- [Enunciado A] Transcreva fielmente o trecho do texto sobre as pérolas aos porcos, tudo desde "Nesse caso, estamos" até "seria de direito.".
- [Enunciado B] Reproduza sem qualquer alteração as entradas, tudo desde a primeira delas até a linha que contém "654, 632, 671]", ambas incluídas, e nada mais.

Quarta-feira, 3 de outubro de 2012 - 05h13
A parábola bíblica ensina a “não jogar pérolas aos porcos”, o ditado popular adverte para não usar vela boa com defunto ruim. Pode-se dizer que em ambos há muitos significados, mas um desses sentidos nos adverte que o mundo nos oferta boa parte das oportunidades que estamos prontos para receber: “quem planta erva-daninha, colherá erva-daninha”. Neste sentido, a prudência nos diria que “porcos só merecem receber milhos, e nada mais sofisticado”. Burro daquele que insistir em querer que os porcos identifiquem as pérolas da vida. O inteligente sabe que “não se dá bom dia a cavalo”.
Nesse caso, estamos diante de uma bifurcação: “aos porcos, o que é dos porcos; aos inteligentes, o que é dos inteligentes”. Ou seja, de modo bem simples e direto: azar de quem se contenta em ser tratado como porco, sendo privado do que há de melhor, porque se mostrou desidioso, preguiçoso, inconsequente. O indivíduo aqui referendado como porco é incapaz, incompetente para receber o que lhe seria de direito.

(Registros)

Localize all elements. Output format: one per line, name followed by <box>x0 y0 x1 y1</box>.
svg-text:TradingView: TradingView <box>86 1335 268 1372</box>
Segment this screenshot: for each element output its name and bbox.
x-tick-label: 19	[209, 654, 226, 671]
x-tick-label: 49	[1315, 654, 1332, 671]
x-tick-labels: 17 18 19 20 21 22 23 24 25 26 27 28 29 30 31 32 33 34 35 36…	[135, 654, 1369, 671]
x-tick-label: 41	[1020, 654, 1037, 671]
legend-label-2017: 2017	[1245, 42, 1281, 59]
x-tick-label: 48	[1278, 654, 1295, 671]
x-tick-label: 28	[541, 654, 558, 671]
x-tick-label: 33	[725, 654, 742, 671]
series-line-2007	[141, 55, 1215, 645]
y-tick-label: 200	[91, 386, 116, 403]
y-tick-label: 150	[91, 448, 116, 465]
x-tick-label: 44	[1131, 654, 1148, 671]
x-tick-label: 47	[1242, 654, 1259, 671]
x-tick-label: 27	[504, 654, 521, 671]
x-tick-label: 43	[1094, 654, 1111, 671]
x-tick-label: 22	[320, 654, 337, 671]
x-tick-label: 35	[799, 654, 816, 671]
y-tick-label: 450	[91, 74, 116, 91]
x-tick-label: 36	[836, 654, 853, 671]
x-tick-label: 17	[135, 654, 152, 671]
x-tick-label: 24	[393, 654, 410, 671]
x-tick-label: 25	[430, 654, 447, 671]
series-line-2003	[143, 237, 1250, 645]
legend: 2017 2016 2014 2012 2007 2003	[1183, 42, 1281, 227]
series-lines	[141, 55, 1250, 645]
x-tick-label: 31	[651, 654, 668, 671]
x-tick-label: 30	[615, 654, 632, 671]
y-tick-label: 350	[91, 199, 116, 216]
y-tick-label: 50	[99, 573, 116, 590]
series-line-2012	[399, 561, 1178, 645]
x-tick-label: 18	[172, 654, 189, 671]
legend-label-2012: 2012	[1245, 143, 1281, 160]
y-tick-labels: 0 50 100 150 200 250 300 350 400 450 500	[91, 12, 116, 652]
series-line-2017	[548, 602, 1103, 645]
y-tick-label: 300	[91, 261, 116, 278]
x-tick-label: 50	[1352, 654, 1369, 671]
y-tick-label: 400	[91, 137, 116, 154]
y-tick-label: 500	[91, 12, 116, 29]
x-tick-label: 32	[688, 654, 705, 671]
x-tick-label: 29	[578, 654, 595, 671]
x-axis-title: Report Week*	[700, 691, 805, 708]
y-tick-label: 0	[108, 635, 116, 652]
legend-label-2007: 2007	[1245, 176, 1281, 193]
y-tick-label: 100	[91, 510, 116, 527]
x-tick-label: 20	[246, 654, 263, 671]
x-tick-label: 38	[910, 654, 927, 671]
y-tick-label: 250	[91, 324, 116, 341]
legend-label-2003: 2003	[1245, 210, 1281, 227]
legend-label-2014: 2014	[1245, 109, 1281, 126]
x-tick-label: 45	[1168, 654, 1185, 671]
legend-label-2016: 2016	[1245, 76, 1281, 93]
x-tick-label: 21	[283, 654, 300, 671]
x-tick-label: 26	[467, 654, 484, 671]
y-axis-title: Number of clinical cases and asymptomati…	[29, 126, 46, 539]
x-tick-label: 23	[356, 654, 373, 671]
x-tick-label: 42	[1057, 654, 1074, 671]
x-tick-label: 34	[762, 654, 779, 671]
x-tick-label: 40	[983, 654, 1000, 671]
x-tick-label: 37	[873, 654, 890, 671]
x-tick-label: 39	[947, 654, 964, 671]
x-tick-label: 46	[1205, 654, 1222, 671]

- [Resposta final A]
Nesse caso, estamos diante de uma bifurcação: “aos porcos, o que é dos porcos; aos inteligentes, o que é dos inteligentes”. Ou seja, de modo bem simples e direto: azar de quem se contenta em ser tratado como porco, sendo privado do que há de melhor, porque se mostrou desidioso, preguiçoso, inconsequente. O indivíduo aqui referendado como porco é incapaz, incompetente para receber o que lhe seria de direito.

- [Resposta final B]
Localize all elements. Output format: one per line, name followed by <box>x0 y0 x1 y1</box>.
svg-text:TradingView: TradingView <box>86 1335 268 1372</box>
Segment this screenshot: for each element output its name and bbox.
x-tick-label: 19	[209, 654, 226, 671]
x-tick-label: 49	[1315, 654, 1332, 671]
x-tick-labels: 17 18 19 20 21 22 23 24 25 26 27 28 29 30 31 32 33 34 35 36…	[135, 654, 1369, 671]
x-tick-label: 41	[1020, 654, 1037, 671]
legend-label-2017: 2017	[1245, 42, 1281, 59]
x-tick-label: 48	[1278, 654, 1295, 671]
x-tick-label: 28	[541, 654, 558, 671]
x-tick-label: 33	[725, 654, 742, 671]
series-line-2007	[141, 55, 1215, 645]
y-tick-label: 200	[91, 386, 116, 403]
y-tick-label: 150	[91, 448, 116, 465]
x-tick-label: 44	[1131, 654, 1148, 671]
x-tick-label: 47	[1242, 654, 1259, 671]
x-tick-label: 27	[504, 654, 521, 671]
x-tick-label: 43	[1094, 654, 1111, 671]
x-tick-label: 22	[320, 654, 337, 671]
x-tick-label: 35	[799, 654, 816, 671]
y-tick-label: 450	[91, 74, 116, 91]
x-tick-label: 36	[836, 654, 853, 671]
x-tick-label: 17	[135, 654, 152, 671]
x-tick-label: 24	[393, 654, 410, 671]
x-tick-label: 25	[430, 654, 447, 671]
series-line-2003	[143, 237, 1250, 645]
legend: 2017 2016 2014 2012 2007 2003	[1183, 42, 1281, 227]
series-lines	[141, 55, 1250, 645]
x-tick-label: 31	[651, 654, 668, 671]
x-tick-label: 30	[615, 654, 632, 671]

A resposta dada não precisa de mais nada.